Exercise goal:
Reproduce the entries exactly.

Material provided:

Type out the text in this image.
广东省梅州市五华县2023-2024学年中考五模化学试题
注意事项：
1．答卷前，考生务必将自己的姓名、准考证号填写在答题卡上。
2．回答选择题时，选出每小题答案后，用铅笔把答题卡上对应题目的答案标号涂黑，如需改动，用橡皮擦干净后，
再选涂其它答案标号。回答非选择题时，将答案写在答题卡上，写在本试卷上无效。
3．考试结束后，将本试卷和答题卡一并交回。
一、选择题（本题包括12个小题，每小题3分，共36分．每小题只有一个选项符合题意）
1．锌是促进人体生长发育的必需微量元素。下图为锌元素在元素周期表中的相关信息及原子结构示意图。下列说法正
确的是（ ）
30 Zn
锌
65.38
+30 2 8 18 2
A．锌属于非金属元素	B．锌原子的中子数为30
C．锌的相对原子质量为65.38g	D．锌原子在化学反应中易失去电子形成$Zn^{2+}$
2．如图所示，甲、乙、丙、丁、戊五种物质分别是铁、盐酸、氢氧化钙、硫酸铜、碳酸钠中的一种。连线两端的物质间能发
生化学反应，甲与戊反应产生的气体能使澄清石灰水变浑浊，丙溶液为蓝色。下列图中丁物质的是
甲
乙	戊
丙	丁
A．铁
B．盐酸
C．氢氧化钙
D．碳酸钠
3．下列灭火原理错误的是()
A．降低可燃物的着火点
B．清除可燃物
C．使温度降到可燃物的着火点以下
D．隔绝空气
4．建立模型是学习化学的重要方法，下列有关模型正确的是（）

Right answer:
Type out the text in this image.
广东省梅州市五华县2023-2024学年中考五模化学试题
注意事项：
1．答卷前，考生务必将自己的姓名、准考证号填写在答题卡上。
2．回答选择题时，选出每小题答案后，用铅笔把答题卡上对应题目的答案标号涂黑，如需改动，用橡皮擦干净后，
再选涂其它答案标号。回答非选择题时，将答案写在答题卡上，写在本试卷上无效。
3．考试结束后，将本试卷和答题卡一并交回。
一、选择题（本题包括12个小题，每小题3分，共36分．每小题只有一个选项符合题意）
1．锌是促进人体生长发育的必需微量元素。下图为锌元素在元素周期表中的相关信息及原子结构示意图。下列说法正
确的是（ ）
30 Zn
锌
65.38
+30 2 8 18 2
A．锌属于非金属元素	B．锌原子的中子数为30
C．锌的相对原子质量为65.38g	D．锌原子在化学反应中易失去电子形成$Zn^{2+}$
2．如图所示，甲、乙、丙、丁、戊五种物质分别是铁、盐酸、氢氧化钙、硫酸铜、碳酸钠中的一种。连线两端的物质间能发
生化学反应，甲与戊反应产生的气体能使澄清石灰水变浑浊，丙溶液为蓝色。下列图中丁物质的是
甲
乙	戊
丙	丁
A．铁
B．盐酸
C．氢氧化钙
D．碳酸钠
3．下列灭火原理错误的是()
A．降低可燃物的着火点
B．清除可燃物
C．使温度降到可燃物的着火点以下
D．隔绝空气
4．建立模型是学习化学的重要方法，下列有关模型正确的是（）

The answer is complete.